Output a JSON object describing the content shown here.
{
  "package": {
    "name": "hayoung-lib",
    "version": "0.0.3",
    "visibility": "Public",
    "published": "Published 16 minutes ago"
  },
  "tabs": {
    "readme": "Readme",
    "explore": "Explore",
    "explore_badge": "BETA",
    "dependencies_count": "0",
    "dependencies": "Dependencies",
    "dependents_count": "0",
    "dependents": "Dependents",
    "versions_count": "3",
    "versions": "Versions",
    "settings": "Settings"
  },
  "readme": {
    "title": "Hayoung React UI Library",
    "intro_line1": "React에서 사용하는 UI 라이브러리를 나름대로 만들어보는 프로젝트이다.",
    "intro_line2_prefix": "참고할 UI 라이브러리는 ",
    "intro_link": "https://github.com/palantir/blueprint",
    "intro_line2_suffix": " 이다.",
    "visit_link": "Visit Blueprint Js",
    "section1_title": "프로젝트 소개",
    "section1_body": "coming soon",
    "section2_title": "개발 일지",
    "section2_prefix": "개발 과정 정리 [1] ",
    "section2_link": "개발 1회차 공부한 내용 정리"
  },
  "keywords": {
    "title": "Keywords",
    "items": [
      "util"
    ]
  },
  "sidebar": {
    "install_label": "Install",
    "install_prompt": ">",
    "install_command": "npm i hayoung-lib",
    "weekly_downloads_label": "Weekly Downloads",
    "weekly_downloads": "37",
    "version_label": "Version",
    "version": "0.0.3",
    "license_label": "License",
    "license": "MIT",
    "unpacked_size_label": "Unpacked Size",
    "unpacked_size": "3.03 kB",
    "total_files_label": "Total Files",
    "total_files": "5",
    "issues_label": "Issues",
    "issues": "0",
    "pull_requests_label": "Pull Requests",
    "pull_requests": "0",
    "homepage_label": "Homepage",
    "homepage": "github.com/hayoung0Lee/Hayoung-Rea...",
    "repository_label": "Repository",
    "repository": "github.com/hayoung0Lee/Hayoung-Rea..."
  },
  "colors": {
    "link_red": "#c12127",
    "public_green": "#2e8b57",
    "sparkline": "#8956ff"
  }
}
- - - -
▸ **Aim**:
Retype all the material above precisely, with no line left out.

▸ **Answer**:
Output a JSON object describing the content shown here.
{
  "package": {
    "name": "hayoung-lib",
    "version": "0.0.3",
    "visibility": "Public",
    "published": "Published 16 minutes ago"
  },
  "tabs": {
    "readme": "Readme",
    "explore": "Explore",
    "explore_badge": "BETA",
    "dependencies_count": "0",
    "dependencies": "Dependencies",
    "dependents_count": "0",
    "dependents": "Dependents",
    "versions_count": "3",
    "versions": "Versions",
    "settings": "Settings"
  },
  "readme": {
    "title": "Hayoung React UI Library",
    "intro_line1": "React에서 사용하는 UI 라이브러리를 나름대로 만들어보는 프로젝트이다.",
    "intro_line2_prefix": "참고할 UI 라이브러리는 ",
    "intro_link": "https://github.com/palantir/blueprint",
    "intro_line2_suffix": " 이다.",
    "visit_link": "Visit Blueprint Js",
    "section1_title": "프로젝트 소개",
    "section1_body": "coming soon",
    "section2_title": "개발 일지",
    "section2_prefix": "개발 과정 정리 [1] ",
    "section2_link": "개발 1회차 공부한 내용 정리"
  },
  "keywords": {
    "title": "Keywords",
    "items": [
      "util"
    ]
  },
  "sidebar": {
    "install_label": "Install",
    "install_prompt": ">",
    "install_command": "npm i hayoung-lib",
    "weekly_downloads_label": "Weekly Downloads",
    "weekly_downloads": "37",
    "version_label": "Version",
    "version": "0.0.3",
    "license_label": "License",
    "license": "MIT",
    "unpacked_size_label": "Unpacked Size",
    "unpacked_size": "3.03 kB",
    "total_files_label": "Total Files",
    "total_files": "5",
    "issues_label": "Issues",
    "issues": "0",
    "pull_requests_label": "Pull Requests",
    "pull_requests": "0",
    "homepage_label": "Homepage",
    "homepage": "github.com/hayoung0Lee/Hayoung-Rea...",
    "repository_label": "Repository",
    "repository": "github.com/hayoung0Lee/Hayoung-Rea..."
  },
  "colors": {
    "link_red": "#c12127",
    "public_green": "#2e8b57",
    "sparkline": "#8956ff"
  }
}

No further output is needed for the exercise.